PROBLEM TO SOLVE:
Gather every line holding the string "your".

THE INPUT:

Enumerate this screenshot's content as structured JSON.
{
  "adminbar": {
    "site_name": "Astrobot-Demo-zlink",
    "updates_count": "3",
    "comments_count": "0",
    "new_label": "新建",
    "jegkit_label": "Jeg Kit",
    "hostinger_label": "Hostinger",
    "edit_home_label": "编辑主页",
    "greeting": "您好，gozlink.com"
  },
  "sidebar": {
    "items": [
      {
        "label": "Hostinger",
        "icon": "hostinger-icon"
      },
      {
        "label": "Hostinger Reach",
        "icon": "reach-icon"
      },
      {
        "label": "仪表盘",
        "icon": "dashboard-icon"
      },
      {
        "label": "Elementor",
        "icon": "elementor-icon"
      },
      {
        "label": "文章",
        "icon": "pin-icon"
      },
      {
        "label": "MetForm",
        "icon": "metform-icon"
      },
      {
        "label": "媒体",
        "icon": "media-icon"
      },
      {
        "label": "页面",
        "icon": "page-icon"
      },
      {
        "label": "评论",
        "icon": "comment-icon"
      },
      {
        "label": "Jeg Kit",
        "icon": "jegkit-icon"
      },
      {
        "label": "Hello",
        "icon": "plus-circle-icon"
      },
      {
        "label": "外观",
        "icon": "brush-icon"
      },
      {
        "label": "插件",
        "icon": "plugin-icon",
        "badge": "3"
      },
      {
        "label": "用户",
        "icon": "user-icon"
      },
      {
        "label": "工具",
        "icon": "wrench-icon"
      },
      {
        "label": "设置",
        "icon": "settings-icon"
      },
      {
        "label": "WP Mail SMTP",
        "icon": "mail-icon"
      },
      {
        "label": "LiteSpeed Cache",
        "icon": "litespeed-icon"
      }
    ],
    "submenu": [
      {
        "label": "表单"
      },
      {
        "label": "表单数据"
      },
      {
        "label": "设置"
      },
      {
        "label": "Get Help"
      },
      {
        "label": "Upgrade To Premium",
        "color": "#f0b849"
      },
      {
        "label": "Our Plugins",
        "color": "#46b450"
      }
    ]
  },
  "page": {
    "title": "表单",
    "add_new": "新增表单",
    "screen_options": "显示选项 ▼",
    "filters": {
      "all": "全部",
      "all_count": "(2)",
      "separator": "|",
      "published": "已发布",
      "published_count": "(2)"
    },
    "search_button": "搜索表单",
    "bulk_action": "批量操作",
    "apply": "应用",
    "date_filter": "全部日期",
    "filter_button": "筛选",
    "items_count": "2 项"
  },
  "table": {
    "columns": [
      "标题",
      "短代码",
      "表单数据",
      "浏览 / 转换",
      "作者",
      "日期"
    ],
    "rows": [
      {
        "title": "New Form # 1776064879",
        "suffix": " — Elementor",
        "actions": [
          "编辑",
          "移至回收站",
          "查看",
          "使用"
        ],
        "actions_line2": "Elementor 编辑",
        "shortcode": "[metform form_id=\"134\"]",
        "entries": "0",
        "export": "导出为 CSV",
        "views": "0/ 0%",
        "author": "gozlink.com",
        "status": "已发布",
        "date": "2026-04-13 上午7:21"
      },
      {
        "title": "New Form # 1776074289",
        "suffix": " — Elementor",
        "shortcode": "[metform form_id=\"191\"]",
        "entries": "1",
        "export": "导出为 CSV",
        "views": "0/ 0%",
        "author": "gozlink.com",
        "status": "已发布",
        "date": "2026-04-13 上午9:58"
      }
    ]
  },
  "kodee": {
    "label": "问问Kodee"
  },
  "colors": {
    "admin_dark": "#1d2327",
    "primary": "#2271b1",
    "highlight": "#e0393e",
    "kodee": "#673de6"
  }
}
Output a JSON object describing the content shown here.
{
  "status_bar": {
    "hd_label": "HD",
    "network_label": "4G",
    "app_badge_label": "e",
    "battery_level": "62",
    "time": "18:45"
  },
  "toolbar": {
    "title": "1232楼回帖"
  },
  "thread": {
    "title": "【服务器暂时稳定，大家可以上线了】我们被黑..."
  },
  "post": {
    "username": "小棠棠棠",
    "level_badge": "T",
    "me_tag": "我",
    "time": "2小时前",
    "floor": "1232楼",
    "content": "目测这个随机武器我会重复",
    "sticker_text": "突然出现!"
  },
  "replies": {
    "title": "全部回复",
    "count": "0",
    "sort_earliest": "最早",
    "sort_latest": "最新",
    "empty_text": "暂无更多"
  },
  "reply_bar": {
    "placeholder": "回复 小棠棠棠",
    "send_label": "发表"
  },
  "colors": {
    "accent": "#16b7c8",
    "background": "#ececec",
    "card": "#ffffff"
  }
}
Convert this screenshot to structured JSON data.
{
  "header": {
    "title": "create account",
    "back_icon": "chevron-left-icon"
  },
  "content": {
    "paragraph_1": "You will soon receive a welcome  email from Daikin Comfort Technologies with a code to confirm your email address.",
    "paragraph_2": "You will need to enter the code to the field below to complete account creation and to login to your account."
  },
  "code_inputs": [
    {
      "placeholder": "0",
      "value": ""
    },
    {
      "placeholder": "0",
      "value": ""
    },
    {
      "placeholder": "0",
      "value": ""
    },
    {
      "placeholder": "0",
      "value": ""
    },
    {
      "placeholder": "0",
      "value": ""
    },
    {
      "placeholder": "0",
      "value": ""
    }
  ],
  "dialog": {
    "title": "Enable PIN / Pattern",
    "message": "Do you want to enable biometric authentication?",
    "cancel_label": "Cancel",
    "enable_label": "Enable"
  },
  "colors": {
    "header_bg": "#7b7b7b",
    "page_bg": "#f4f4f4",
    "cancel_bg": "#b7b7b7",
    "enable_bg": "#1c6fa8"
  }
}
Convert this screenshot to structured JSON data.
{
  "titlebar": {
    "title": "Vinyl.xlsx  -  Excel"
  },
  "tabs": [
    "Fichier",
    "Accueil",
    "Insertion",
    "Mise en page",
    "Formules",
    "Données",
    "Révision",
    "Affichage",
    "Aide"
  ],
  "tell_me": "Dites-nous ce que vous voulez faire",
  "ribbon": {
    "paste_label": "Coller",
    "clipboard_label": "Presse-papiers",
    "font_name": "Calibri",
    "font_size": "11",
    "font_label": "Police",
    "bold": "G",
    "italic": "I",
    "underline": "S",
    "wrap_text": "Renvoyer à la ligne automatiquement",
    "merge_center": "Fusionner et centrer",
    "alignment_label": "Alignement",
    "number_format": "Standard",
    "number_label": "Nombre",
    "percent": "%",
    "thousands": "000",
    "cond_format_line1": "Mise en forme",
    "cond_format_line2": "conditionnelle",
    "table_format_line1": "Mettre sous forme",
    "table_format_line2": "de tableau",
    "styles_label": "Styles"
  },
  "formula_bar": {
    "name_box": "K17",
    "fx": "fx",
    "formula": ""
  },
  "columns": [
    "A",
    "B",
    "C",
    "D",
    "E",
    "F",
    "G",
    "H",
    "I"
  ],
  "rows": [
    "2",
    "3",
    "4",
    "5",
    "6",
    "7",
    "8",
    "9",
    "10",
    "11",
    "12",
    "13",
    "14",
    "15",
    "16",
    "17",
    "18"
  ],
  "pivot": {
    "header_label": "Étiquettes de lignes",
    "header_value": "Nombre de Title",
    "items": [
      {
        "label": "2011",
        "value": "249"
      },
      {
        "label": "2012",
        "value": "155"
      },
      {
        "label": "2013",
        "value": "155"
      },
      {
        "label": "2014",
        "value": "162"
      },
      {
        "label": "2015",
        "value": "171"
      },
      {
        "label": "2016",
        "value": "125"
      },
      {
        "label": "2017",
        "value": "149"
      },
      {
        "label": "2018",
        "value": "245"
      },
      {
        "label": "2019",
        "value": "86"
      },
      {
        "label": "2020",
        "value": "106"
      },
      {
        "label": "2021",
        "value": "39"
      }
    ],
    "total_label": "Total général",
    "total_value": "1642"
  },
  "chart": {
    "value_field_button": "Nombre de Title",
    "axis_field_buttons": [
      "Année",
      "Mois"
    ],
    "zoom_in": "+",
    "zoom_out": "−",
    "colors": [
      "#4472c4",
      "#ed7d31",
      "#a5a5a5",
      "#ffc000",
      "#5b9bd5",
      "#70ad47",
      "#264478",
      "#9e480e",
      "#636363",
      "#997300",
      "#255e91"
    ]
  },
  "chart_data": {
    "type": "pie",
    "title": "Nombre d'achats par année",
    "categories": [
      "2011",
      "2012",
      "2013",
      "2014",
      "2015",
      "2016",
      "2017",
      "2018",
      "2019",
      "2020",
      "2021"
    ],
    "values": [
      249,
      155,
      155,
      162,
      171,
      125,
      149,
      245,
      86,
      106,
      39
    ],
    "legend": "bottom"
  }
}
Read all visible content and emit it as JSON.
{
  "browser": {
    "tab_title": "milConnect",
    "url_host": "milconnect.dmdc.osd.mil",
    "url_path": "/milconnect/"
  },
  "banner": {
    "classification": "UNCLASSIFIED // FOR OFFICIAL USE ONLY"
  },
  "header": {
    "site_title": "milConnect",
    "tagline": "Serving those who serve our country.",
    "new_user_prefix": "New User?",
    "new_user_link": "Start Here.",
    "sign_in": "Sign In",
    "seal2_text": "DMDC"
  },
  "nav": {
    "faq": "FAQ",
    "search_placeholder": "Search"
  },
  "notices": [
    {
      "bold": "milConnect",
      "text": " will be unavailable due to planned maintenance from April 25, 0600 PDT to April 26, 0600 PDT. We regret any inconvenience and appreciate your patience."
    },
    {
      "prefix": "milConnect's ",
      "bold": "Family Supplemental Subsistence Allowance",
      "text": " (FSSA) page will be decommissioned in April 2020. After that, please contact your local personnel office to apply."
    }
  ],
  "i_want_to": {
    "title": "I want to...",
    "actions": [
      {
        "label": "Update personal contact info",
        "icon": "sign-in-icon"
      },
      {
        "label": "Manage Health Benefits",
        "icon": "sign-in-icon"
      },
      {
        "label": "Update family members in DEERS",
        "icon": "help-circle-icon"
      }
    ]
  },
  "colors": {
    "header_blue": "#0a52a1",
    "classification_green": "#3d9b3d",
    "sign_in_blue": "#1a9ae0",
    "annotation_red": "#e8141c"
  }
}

SOLVED EXERCISE:
    "paragraph_1": "You will soon receive a welcome  email from Daikin Comfort Technologies with a code to confirm your email address.",
    "paragraph_2": "You will need to enter the code to the field below to complete account creation and to login to your account."
      "text": " will be unavailable due to planned maintenance from April 25, 0600 PDT to April 26, 0600 PDT. We regret any inconvenience and appreciate your patience."
      "text": " (FSSA) page will be decommissioned in April 2020. After that, please contact your local personnel office to apply."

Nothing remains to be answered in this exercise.